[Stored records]
════════════════════

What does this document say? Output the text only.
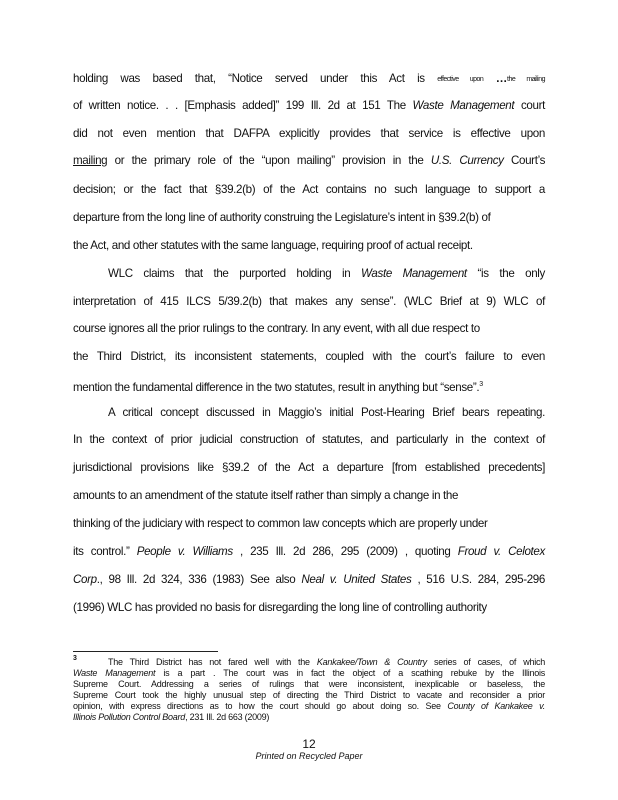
holding was based that, “Notice served under this Act is effective upon …the mailing
of written notice. . . [Emphasis added]” 199 Ill. 2d at 151 The Waste Management court
did not even mention that DAFPA explicitly provides that service is effective upon
mailing or the primary role of the “upon mailing” provision in the U.S. Currency Court’s
decision; or the fact that §39.2(b) of the Act contains no such language to support a
departure from the long line of authority construing the Legislature’s intent in §39.2(b) of
the Act, and other statutes with the same language, requiring proof of actual receipt.
WLC claims that the purported holding in Waste Management “is the only
interpretation of 415 ILCS 5/39.2(b) that makes any sense”. (WLC Brief at 9) WLC of
course ignores all the prior rulings to the contrary. In any event, with all due respect to
the Third District, its inconsistent statements, coupled with the court’s failure to even
mention the fundamental difference in the two statutes, result in anything but “sense”.$^3$
A critical concept discussed in Maggio’s initial Post-Hearing Brief bears repeating.
In the context of prior judicial construction of statutes, and particularly in the context of
jurisdictional provisions like §39.2 of the Act a departure [from established precedents]
amounts to an amendment of the statute itself rather than simply a change in the
thinking of the judiciary with respect to common law concepts which are properly under
its control.” People v. Williams , 235 Ill. 2d 286, 295 (2009) , quoting Froud v. Celotex
Corp., 98 Ill. 2d 324, 336 (1983) See also Neal v. United States , 516 U.S. 284, 295-296
(1996) WLC has provided no basis for disregarding the long line of controlling authority
3	The Third District has not fared well with the Kankakee/Town & Country series of cases, of which
Waste Management is a part . The court was in fact the object of a scathing rebuke by the Illinois
Supreme Court. Addressing a series of rulings that were inconsistent, inexplicable or baseless, the
Supreme Court took the highly unusual step of directing the Third District to vacate and reconsider a prior
opinion, with express directions as to how the court should go about doing so. See County of Kankakee v.
Illinois Pollution Control Board, 231 Ill. 2d 663 (2009)
12
Printed on Recycled Paper
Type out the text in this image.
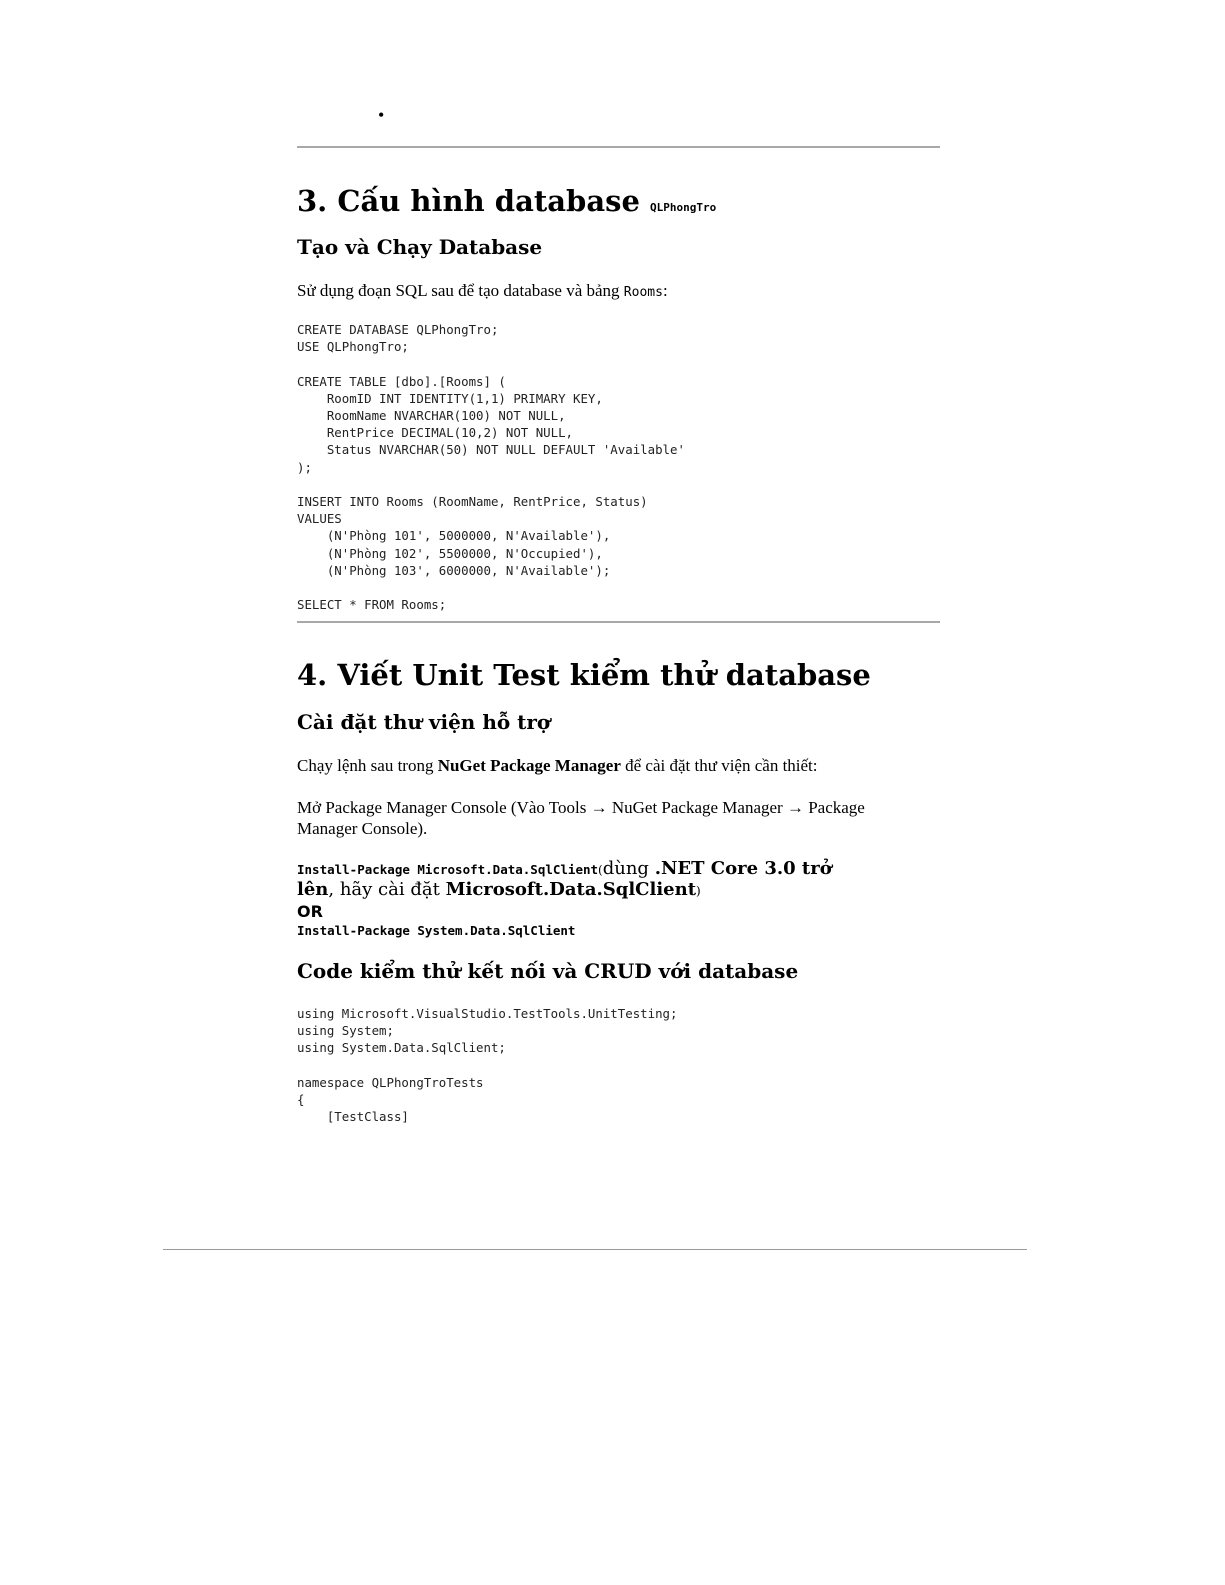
•
3. Cấu hình database QLPhongTro
Tạo và Chạy Database

Sử dụng đoạn SQL sau để tạo database và bảng Rooms:

CREATE DATABASE QLPhongTro;
USE QLPhongTro;

CREATE TABLE [dbo].[Rooms] (
RoomID INT IDENTITY(1,1) PRIMARY KEY,
RoomName NVARCHAR(100) NOT NULL,
RentPrice DECIMAL(10,2) NOT NULL,
Status NVARCHAR(50) NOT NULL DEFAULT 'Available'
);

INSERT INTO Rooms (RoomName, RentPrice, Status)
VALUES
(N'Phòng 101', 5000000, N'Available'),
(N'Phòng 102', 5500000, N'Occupied'),
(N'Phòng 103', 6000000, N'Available');

SELECT * FROM Rooms;
4. Viết Unit Test kiểm thử database
Cài đặt thư viện hỗ trợ

Chạy lệnh sau trong NuGet Package Manager để cài đặt thư viện cần thiết:

Mở Package Manager Console (Vào Tools → NuGet Package Manager → Package

Manager Console).

Install-Package Microsoft.Data.SqlClient(dùng .NET Core 3.0 trở
lên, hãy cài đặt Microsoft.Data.SqlClient)
OR
Install-Package System.Data.SqlClient
Code kiểm thử kết nối và CRUD với database
using Microsoft.VisualStudio.TestTools.UnitTesting;
using System;
using System.Data.SqlClient;

namespace QLPhongTroTests
{
[TestClass]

════════════════════

**Given request:** Leave out the pictures and copy everything else in the records word for word.

**Result of the exercise:**
What does this document say? Output the text only.
holding was based that, “Notice served under this Act is effective upon …the mailing
of written notice. . . [Emphasis added]” 199 Ill. 2d at 151 The Waste Management court
did not even mention that DAFPA explicitly provides that service is effective upon
mailing or the primary role of the “upon mailing” provision in the U.S. Currency Court’s
decision; or the fact that §39.2(b) of the Act contains no such language to support a
departure from the long line of authority construing the Legislature’s intent in §39.2(b) of
the Act, and other statutes with the same language, requiring proof of actual receipt.
WLC claims that the purported holding in Waste Management “is the only
interpretation of 415 ILCS 5/39.2(b) that makes any sense”. (WLC Brief at 9) WLC of
course ignores all the prior rulings to the contrary. In any event, with all due respect to
the Third District, its inconsistent statements, coupled with the court’s failure to even
mention the fundamental difference in the two statutes, result in anything but “sense”.$^3$
A critical concept discussed in Maggio’s initial Post-Hearing Brief bears repeating.
In the context of prior judicial construction of statutes, and particularly in the context of
jurisdictional provisions like §39.2 of the Act a departure [from established precedents]
amounts to an amendment of the statute itself rather than simply a change in the
thinking of the judiciary with respect to common law concepts which are properly under
its control.” People v. Williams , 235 Ill. 2d 286, 295 (2009) , quoting Froud v. Celotex
Corp., 98 Ill. 2d 324, 336 (1983) See also Neal v. United States , 516 U.S. 284, 295-296
(1996) WLC has provided no basis for disregarding the long line of controlling authority
3	The Third District has not fared well with the Kankakee/Town & Country series of cases, of which
Waste Management is a part . The court was in fact the object of a scathing rebuke by the Illinois
Supreme Court. Addressing a series of rulings that were inconsistent, inexplicable or baseless, the
Supreme Court took the highly unusual step of directing the Third District to vacate and reconsider a prior
opinion, with express directions as to how the court should go about doing so. See County of Kankakee v.
Illinois Pollution Control Board, 231 Ill. 2d 663 (2009)
12
Printed on Recycled Paper
Type out the text in this image.
•
3. Cấu hình database QLPhongTro
Tạo và Chạy Database

Sử dụng đoạn SQL sau để tạo database và bảng Rooms:

CREATE DATABASE QLPhongTro;
USE QLPhongTro;

CREATE TABLE [dbo].[Rooms] (
RoomID INT IDENTITY(1,1) PRIMARY KEY,
RoomName NVARCHAR(100) NOT NULL,
RentPrice DECIMAL(10,2) NOT NULL,
Status NVARCHAR(50) NOT NULL DEFAULT 'Available'
);

INSERT INTO Rooms (RoomName, RentPrice, Status)
VALUES
(N'Phòng 101', 5000000, N'Available'),
(N'Phòng 102', 5500000, N'Occupied'),
(N'Phòng 103', 6000000, N'Available');

SELECT * FROM Rooms;
4. Viết Unit Test kiểm thử database
Cài đặt thư viện hỗ trợ

Chạy lệnh sau trong NuGet Package Manager để cài đặt thư viện cần thiết:

Mở Package Manager Console (Vào Tools → NuGet Package Manager → Package

Manager Console).

Install-Package Microsoft.Data.SqlClient(dùng .NET Core 3.0 trở
lên, hãy cài đặt Microsoft.Data.SqlClient)
OR
Install-Package System.Data.SqlClient
Code kiểm thử kết nối và CRUD với database
using Microsoft.VisualStudio.TestTools.UnitTesting;
using System;
using System.Data.SqlClient;

namespace QLPhongTroTests
{
[TestClass]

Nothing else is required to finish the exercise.